- **WRITTEN PROBLEM**
Only lines holding the word "rooms" should be copied from the material.
── INFORMATION PROVIDED ──
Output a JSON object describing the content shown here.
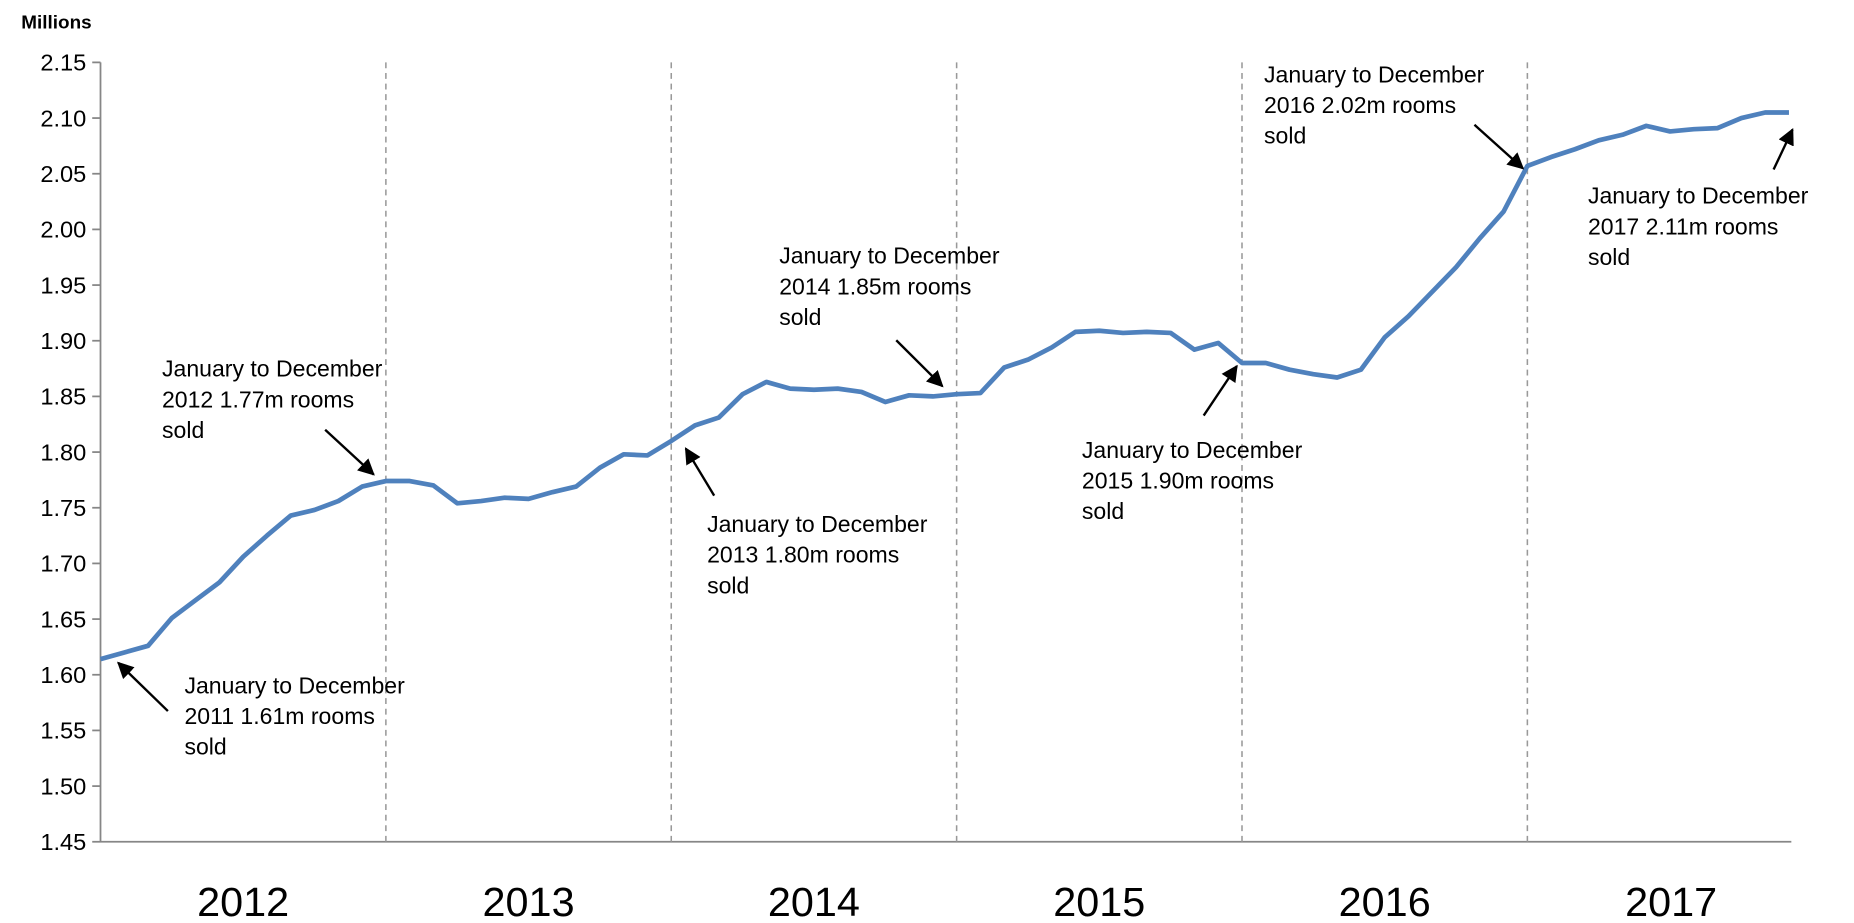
{
  "chart_data": {
    "type": "line",
    "y_axis_label": "Millions",
    "year_labels": [
      "2012",
      "2013",
      "2014",
      "2015",
      "2016",
      "2017"
    ],
    "series": [
      {
        "name": null,
        "color": "#4f81bd",
        "values": [
          1.614,
          1.62,
          1.626,
          1.651,
          1.667,
          1.683,
          1.706,
          1.725,
          1.743,
          1.748,
          1.756,
          1.769,
          1.774,
          1.774,
          1.77,
          1.754,
          1.756,
          1.759,
          1.758,
          1.764,
          1.769,
          1.786,
          1.798,
          1.797,
          1.81,
          1.824,
          1.831,
          1.852,
          1.863,
          1.857,
          1.856,
          1.857,
          1.854,
          1.845,
          1.851,
          1.85,
          1.852,
          1.853,
          1.876,
          1.883,
          1.894,
          1.908,
          1.909,
          1.907,
          1.908,
          1.907,
          1.892,
          1.898,
          1.88,
          1.88,
          1.874,
          1.87,
          1.867,
          1.874,
          1.903,
          1.922,
          1.944,
          1.966,
          1.992,
          2.016,
          2.057,
          2.065,
          2.072,
          2.08,
          2.085,
          2.093,
          2.088,
          2.09,
          2.091,
          2.1,
          2.105,
          2.105
        ]
      }
    ],
    "ylim": [
      1.45,
      2.15
    ],
    "yticks": [
      1.45,
      {
        "value": 1.5,
        "label": "1.50"
      },
      1.55,
      {
        "value": 1.6,
        "label": "1.60"
      },
      1.65,
      {
        "value": 1.7,
        "label": "1.70"
      },
      1.75,
      {
        "value": 1.8,
        "label": "1.80"
      },
      1.85,
      {
        "value": 1.9,
        "label": "1.90"
      },
      1.95,
      {
        "value": 2.0,
        "label": "2.00"
      },
      2.05,
      {
        "value": 2.1,
        "label": "2.10"
      },
      2.15
    ],
    "annotations": [
      [
        "January to December",
        "2011 1.61m rooms",
        "sold"
      ],
      [
        "January to December",
        "2012 1.77m rooms",
        "sold"
      ],
      [
        "January to December",
        "2013 1.80m rooms",
        "sold"
      ],
      [
        "January to December",
        "2014 1.85m rooms",
        "sold"
      ],
      [
        "January to December",
        "2015 1.90m rooms",
        "sold"
      ],
      [
        "January to December",
        "2016 2.02m rooms",
        "sold"
      ],
      [
        "January to December",
        "2017 2.11m rooms",
        "sold"
      ]
    ]
  }
}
───
- **REPLY TO THE EXERCISE**
        "2011 1.61m rooms",
        "2012 1.77m rooms",
        "2013 1.80m rooms",
        "2014 1.85m rooms",
        "2015 1.90m rooms",
        "2016 2.02m rooms",
        "2017 2.11m rooms",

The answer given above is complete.